▶ **Aim**
Each line that contains the word "Insert" counts once; give the total for the records below and nothing else.

Data listing
════
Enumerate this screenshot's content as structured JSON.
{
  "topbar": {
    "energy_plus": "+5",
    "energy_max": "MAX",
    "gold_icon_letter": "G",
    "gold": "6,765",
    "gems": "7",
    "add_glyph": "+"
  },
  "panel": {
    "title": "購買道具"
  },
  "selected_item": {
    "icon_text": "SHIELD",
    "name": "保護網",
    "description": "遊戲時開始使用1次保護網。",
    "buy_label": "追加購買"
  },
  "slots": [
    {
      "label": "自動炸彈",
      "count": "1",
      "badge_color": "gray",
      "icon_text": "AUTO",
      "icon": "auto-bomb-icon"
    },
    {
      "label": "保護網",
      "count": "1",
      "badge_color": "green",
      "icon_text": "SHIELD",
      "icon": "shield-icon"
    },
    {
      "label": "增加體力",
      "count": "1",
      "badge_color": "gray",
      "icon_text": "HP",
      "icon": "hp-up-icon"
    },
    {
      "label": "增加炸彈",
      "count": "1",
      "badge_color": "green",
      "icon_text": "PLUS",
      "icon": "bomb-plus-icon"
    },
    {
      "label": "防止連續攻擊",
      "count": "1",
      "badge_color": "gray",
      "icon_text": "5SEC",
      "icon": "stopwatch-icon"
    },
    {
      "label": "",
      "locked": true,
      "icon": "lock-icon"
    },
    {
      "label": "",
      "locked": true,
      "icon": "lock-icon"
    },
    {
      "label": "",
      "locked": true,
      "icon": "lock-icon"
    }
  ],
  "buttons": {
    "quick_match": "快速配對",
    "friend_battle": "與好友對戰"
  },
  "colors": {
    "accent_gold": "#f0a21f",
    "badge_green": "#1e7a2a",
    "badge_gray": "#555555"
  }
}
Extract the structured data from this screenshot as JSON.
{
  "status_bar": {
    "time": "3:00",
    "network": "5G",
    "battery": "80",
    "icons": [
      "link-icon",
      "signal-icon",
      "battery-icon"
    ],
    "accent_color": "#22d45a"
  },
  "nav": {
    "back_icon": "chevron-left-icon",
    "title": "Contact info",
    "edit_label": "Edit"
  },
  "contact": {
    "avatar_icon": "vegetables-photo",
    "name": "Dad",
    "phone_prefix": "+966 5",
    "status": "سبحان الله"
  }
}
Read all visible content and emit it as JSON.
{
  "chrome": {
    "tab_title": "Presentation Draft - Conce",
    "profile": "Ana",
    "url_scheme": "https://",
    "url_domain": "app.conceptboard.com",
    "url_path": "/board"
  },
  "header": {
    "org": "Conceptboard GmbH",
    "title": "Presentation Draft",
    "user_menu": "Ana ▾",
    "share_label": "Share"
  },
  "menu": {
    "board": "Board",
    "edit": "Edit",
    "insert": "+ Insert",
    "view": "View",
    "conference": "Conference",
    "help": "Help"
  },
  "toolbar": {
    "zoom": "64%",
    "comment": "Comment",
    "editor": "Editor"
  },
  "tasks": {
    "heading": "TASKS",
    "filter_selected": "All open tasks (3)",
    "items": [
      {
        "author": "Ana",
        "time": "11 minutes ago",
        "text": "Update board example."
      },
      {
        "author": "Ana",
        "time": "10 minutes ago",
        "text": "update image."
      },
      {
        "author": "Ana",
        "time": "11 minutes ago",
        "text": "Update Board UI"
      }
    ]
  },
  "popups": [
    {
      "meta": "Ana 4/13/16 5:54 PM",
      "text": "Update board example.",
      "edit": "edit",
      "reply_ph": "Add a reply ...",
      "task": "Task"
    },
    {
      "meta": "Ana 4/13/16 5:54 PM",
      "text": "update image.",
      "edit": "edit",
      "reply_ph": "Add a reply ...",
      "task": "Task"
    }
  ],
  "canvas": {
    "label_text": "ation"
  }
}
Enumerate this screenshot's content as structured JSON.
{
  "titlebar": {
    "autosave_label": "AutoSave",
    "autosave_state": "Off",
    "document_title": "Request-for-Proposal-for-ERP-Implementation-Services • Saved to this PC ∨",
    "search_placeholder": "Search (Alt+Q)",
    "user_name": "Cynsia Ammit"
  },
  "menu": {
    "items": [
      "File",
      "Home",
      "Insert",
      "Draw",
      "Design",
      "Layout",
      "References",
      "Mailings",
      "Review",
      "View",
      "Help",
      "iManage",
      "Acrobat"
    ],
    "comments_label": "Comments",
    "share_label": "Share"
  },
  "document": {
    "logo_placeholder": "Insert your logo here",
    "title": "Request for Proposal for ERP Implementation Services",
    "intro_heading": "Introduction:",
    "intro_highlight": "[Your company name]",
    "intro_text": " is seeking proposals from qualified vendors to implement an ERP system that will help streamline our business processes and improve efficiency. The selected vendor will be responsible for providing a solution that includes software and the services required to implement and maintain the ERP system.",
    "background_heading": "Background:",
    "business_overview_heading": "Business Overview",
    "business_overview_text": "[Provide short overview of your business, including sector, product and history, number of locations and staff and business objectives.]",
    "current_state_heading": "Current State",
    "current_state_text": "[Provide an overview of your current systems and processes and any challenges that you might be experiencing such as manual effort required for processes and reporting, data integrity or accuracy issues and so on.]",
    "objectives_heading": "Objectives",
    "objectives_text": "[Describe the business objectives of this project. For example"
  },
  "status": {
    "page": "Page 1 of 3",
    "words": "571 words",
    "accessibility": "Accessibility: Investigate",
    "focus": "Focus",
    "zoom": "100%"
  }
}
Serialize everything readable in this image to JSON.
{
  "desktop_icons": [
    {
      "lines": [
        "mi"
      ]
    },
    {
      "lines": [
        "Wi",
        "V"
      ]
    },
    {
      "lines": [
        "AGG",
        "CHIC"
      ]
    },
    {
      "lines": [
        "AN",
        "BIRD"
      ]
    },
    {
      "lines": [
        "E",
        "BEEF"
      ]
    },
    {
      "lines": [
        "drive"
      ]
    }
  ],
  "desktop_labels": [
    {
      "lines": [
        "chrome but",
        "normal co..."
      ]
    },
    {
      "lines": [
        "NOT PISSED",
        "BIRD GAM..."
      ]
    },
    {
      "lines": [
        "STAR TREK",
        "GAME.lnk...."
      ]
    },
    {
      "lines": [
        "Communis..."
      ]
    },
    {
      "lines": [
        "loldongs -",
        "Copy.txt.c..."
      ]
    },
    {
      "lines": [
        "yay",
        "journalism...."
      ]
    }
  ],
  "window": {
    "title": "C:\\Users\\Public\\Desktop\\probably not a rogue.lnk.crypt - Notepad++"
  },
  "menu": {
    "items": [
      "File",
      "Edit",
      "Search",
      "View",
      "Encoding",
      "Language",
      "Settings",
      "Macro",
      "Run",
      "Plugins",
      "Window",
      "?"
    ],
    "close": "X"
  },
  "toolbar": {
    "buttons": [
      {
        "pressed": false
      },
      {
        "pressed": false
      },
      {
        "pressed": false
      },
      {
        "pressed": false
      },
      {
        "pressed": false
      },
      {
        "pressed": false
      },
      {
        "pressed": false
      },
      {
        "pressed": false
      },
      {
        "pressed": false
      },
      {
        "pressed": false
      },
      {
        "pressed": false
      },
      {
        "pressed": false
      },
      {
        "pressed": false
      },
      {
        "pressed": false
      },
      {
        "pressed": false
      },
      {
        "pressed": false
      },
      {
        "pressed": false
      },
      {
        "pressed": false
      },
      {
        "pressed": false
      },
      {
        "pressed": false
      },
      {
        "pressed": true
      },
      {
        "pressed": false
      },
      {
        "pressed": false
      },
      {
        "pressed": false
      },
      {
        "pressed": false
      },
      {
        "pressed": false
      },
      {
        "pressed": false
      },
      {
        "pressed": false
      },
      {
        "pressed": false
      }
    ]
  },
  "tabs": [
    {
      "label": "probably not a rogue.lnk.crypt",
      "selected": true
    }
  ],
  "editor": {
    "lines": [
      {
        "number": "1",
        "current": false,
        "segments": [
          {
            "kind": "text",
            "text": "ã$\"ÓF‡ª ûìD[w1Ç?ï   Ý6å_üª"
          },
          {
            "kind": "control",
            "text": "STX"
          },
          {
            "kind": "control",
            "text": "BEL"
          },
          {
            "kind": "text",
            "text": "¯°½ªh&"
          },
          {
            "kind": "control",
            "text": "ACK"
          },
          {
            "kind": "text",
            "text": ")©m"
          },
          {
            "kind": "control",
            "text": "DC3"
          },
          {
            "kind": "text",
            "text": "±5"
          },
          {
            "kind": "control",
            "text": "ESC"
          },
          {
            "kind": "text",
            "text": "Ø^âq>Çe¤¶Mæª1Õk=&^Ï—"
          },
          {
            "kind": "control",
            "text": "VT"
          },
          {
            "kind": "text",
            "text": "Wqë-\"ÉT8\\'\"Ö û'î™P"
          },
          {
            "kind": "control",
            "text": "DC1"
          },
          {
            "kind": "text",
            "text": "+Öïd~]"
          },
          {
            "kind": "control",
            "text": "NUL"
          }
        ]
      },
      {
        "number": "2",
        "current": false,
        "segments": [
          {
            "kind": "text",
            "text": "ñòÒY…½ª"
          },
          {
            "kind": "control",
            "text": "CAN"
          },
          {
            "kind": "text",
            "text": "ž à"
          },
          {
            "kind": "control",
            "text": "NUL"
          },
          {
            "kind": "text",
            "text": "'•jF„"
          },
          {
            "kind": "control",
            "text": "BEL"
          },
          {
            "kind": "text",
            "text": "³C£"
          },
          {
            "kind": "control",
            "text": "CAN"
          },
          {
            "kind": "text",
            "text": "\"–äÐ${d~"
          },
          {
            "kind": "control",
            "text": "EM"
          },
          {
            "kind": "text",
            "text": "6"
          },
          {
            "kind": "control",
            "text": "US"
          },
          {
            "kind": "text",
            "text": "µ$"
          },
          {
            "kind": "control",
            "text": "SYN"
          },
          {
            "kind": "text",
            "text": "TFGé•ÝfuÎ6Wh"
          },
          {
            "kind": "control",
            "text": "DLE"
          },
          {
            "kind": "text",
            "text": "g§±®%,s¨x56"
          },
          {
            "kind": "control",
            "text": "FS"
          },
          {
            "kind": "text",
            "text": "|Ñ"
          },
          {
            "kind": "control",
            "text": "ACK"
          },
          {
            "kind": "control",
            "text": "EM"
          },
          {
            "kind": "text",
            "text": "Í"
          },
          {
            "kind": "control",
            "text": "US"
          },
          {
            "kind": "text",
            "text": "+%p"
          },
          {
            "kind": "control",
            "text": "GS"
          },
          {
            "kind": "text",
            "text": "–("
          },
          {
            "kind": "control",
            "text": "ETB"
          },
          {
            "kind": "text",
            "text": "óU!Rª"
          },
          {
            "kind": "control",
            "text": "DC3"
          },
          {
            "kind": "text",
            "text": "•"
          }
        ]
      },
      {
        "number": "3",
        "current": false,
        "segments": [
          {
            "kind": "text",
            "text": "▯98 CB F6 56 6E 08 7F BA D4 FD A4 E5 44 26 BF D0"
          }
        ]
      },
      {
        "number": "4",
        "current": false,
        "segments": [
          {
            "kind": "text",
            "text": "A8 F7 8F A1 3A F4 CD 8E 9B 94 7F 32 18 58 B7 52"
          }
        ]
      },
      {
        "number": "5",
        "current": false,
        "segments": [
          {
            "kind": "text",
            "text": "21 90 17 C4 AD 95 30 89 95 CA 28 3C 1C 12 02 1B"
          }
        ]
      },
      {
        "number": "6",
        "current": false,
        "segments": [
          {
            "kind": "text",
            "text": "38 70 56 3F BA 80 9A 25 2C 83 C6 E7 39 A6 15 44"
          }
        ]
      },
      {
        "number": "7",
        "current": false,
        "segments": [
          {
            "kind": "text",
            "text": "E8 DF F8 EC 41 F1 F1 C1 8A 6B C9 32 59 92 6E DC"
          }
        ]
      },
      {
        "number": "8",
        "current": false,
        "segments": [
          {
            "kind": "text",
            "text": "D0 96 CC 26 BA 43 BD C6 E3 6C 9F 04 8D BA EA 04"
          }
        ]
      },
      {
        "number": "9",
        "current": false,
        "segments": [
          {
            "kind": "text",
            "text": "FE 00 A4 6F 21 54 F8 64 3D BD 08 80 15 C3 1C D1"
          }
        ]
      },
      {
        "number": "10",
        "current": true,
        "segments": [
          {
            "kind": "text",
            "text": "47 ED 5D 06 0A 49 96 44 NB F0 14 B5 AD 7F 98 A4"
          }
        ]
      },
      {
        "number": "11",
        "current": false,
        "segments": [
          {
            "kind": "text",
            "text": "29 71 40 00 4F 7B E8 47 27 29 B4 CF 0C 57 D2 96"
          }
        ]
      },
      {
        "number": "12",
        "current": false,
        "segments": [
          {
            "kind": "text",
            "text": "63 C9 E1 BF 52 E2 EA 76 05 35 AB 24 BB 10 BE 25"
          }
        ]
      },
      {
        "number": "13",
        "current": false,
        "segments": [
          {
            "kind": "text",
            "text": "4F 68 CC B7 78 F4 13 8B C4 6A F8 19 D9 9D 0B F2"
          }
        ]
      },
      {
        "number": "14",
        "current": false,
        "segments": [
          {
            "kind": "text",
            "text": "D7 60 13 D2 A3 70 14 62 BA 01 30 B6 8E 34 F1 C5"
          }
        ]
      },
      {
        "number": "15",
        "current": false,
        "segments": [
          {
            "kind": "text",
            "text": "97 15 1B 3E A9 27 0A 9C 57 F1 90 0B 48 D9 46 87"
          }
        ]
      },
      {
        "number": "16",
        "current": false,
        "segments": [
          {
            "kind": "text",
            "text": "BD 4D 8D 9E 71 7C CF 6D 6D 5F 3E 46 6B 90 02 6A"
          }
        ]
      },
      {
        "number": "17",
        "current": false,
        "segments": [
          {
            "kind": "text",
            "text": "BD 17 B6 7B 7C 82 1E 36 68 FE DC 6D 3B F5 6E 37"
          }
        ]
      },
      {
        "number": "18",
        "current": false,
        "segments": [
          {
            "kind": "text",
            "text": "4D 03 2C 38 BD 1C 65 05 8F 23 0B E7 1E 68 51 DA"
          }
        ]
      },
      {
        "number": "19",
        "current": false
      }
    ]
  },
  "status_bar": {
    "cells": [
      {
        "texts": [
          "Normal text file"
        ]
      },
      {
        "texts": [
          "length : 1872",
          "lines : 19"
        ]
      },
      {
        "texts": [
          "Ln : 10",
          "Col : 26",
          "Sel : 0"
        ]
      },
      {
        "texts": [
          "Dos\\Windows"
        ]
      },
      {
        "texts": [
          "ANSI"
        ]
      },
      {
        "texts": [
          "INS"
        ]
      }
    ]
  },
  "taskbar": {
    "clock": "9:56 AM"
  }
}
════
▶ **Result of this exercise**
3